- [Exercise requirements] Word for word, transcribe the lines below and drop the pictures.

----

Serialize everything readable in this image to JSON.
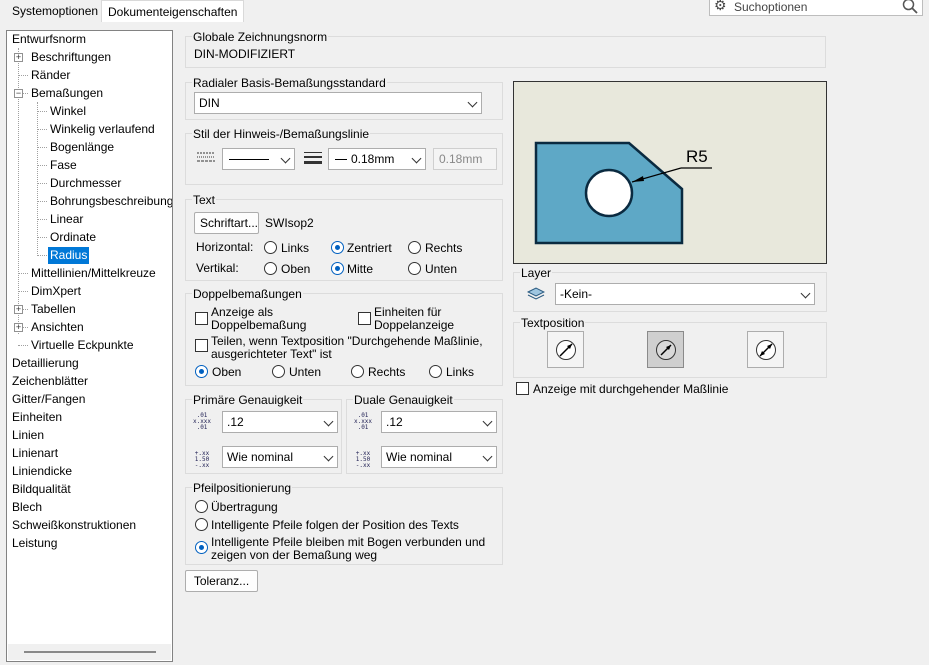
{
  "tabs": [
    {
      "label": "Systemoptionen",
      "active": false
    },
    {
      "label": "Dokumenteigenschaften",
      "active": true
    }
  ],
  "search": {
    "placeholder": "Suchoptionen"
  },
  "tree": {
    "items": [
      {
        "label": "Entwurfsnorm"
      },
      {
        "label": "Beschriftungen"
      },
      {
        "label": "Ränder"
      },
      {
        "label": "Bemaßungen"
      },
      {
        "label": "Winkel"
      },
      {
        "label": "Winkelig verlaufend"
      },
      {
        "label": "Bogenlänge"
      },
      {
        "label": "Fase"
      },
      {
        "label": "Durchmesser"
      },
      {
        "label": "Bohrungsbeschreibung"
      },
      {
        "label": "Linear"
      },
      {
        "label": "Ordinate"
      },
      {
        "label": "Radius"
      },
      {
        "label": "Mittellinien/Mittelkreuze"
      },
      {
        "label": "DimXpert"
      },
      {
        "label": "Tabellen"
      },
      {
        "label": "Ansichten"
      },
      {
        "label": "Virtuelle Eckpunkte"
      },
      {
        "label": "Detaillierung"
      },
      {
        "label": "Zeichenblätter"
      },
      {
        "label": "Gitter/Fangen"
      },
      {
        "label": "Einheiten"
      },
      {
        "label": "Linien"
      },
      {
        "label": "Linienart"
      },
      {
        "label": "Liniendicke"
      },
      {
        "label": "Bildqualität"
      },
      {
        "label": "Blech"
      },
      {
        "label": "Schweißkonstruktionen"
      },
      {
        "label": "Leistung"
      }
    ],
    "selected": "Radius"
  },
  "global_norm": {
    "title": "Globale Zeichnungsnorm",
    "value": "DIN-MODIFIZIERT"
  },
  "radial_standard": {
    "title": "Radialer Basis-Bemaßungsstandard",
    "value": "DIN"
  },
  "line_style": {
    "title": "Stil der Hinweis-/Bemaßungslinie",
    "thickness": "0.18mm",
    "custom_value": "0.18mm"
  },
  "text": {
    "title": "Text",
    "font_button": "Schriftart...",
    "font_name": "SWIsop2",
    "horizontal_label": "Horizontal:",
    "horizontal_options": [
      "Links",
      "Zentriert",
      "Rechts"
    ],
    "horizontal_selected": "Zentriert",
    "vertical_label": "Vertikal:",
    "vertical_options": [
      "Oben",
      "Mitte",
      "Unten"
    ],
    "vertical_selected": "Mitte"
  },
  "dual": {
    "title": "Doppelbemaßungen",
    "show_dual_line1": "Anzeige als",
    "show_dual_line2": "Doppelbemaßung",
    "units_line1": "Einheiten für",
    "units_line2": "Doppelanzeige",
    "split_line1": "Teilen, wenn Textposition \"Durchgehende Maßlinie,",
    "split_line2": "ausgerichteter Text\" ist",
    "positions": [
      "Oben",
      "Unten",
      "Rechts",
      "Links"
    ],
    "position_selected": "Oben"
  },
  "primary_precision": {
    "title": "Primäre Genauigkeit",
    "value": ".12",
    "tolerance": "Wie nominal"
  },
  "dual_precision": {
    "title": "Duale Genauigkeit",
    "value": ".12",
    "tolerance": "Wie nominal"
  },
  "arrows": {
    "title": "Pfeilpositionierung",
    "options": [
      {
        "line1": "Übertragung",
        "line2": ""
      },
      {
        "line1": "Intelligente Pfeile folgen der Position des Texts",
        "line2": ""
      },
      {
        "line1": "Intelligente Pfeile bleiben mit Bogen verbunden und",
        "line2": "zeigen von der Bemaßung weg"
      }
    ],
    "selected_index": 2
  },
  "tolerance_button": "Toleranz...",
  "preview": {
    "label": "R5"
  },
  "layer": {
    "title": "Layer",
    "value": "-Kein-"
  },
  "text_position": {
    "title": "Textposition",
    "show_through_line": "Anzeige mit durchgehender Maßlinie"
  },
  "colors": {
    "accent": "#0078d7",
    "part_fill": "#5ea8c6",
    "preview_bg": "#e8e8dc"
  }
}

----

- [Output below]
Serialize everything readable in this image to JSON.
{
  "tabs": [
    {
      "label": "Systemoptionen",
      "active": false
    },
    {
      "label": "Dokumenteigenschaften",
      "active": true
    }
  ],
  "search": {
    "placeholder": "Suchoptionen"
  },
  "tree": {
    "items": [
      {
        "label": "Entwurfsnorm"
      },
      {
        "label": "Beschriftungen"
      },
      {
        "label": "Ränder"
      },
      {
        "label": "Bemaßungen"
      },
      {
        "label": "Winkel"
      },
      {
        "label": "Winkelig verlaufend"
      },
      {
        "label": "Bogenlänge"
      },
      {
        "label": "Fase"
      },
      {
        "label": "Durchmesser"
      },
      {
        "label": "Bohrungsbeschreibung"
      },
      {
        "label": "Linear"
      },
      {
        "label": "Ordinate"
      },
      {
        "label": "Radius"
      },
      {
        "label": "Mittellinien/Mittelkreuze"
      },
      {
        "label": "DimXpert"
      },
      {
        "label": "Tabellen"
      },
      {
        "label": "Ansichten"
      },
      {
        "label": "Virtuelle Eckpunkte"
      },
      {
        "label": "Detaillierung"
      },
      {
        "label": "Zeichenblätter"
      },
      {
        "label": "Gitter/Fangen"
      },
      {
        "label": "Einheiten"
      },
      {
        "label": "Linien"
      },
      {
        "label": "Linienart"
      },
      {
        "label": "Liniendicke"
      },
      {
        "label": "Bildqualität"
      },
      {
        "label": "Blech"
      },
      {
        "label": "Schweißkonstruktionen"
      },
      {
        "label": "Leistung"
      }
    ],
    "selected": "Radius"
  },
  "global_norm": {
    "title": "Globale Zeichnungsnorm",
    "value": "DIN-MODIFIZIERT"
  },
  "radial_standard": {
    "title": "Radialer Basis-Bemaßungsstandard",
    "value": "DIN"
  },
  "line_style": {
    "title": "Stil der Hinweis-/Bemaßungslinie",
    "thickness": "0.18mm",
    "custom_value": "0.18mm"
  },
  "text": {
    "title": "Text",
    "font_button": "Schriftart...",
    "font_name": "SWIsop2",
    "horizontal_label": "Horizontal:",
    "horizontal_options": [
      "Links",
      "Zentriert",
      "Rechts"
    ],
    "horizontal_selected": "Zentriert",
    "vertical_label": "Vertikal:",
    "vertical_options": [
      "Oben",
      "Mitte",
      "Unten"
    ],
    "vertical_selected": "Mitte"
  },
  "dual": {
    "title": "Doppelbemaßungen",
    "show_dual_line1": "Anzeige als",
    "show_dual_line2": "Doppelbemaßung",
    "units_line1": "Einheiten für",
    "units_line2": "Doppelanzeige",
    "split_line1": "Teilen, wenn Textposition \"Durchgehende Maßlinie,",
    "split_line2": "ausgerichteter Text\" ist",
    "positions": [
      "Oben",
      "Unten",
      "Rechts",
      "Links"
    ],
    "position_selected": "Oben"
  },
  "primary_precision": {
    "title": "Primäre Genauigkeit",
    "value": ".12",
    "tolerance": "Wie nominal"
  },
  "dual_precision": {
    "title": "Duale Genauigkeit",
    "value": ".12",
    "tolerance": "Wie nominal"
  },
  "arrows": {
    "title": "Pfeilpositionierung",
    "options": [
      {
        "line1": "Übertragung",
        "line2": ""
      },
      {
        "line1": "Intelligente Pfeile folgen der Position des Texts",
        "line2": ""
      },
      {
        "line1": "Intelligente Pfeile bleiben mit Bogen verbunden und",
        "line2": "zeigen von der Bemaßung weg"
      }
    ],
    "selected_index": 2
  },
  "tolerance_button": "Toleranz...",
  "preview": {
    "label": "R5"
  },
  "layer": {
    "title": "Layer",
    "value": "-Kein-"
  },
  "text_position": {
    "title": "Textposition",
    "show_through_line": "Anzeige mit durchgehender Maßlinie"
  },
  "colors": {
    "accent": "#0078d7",
    "part_fill": "#5ea8c6",
    "preview_bg": "#e8e8dc"
  }
}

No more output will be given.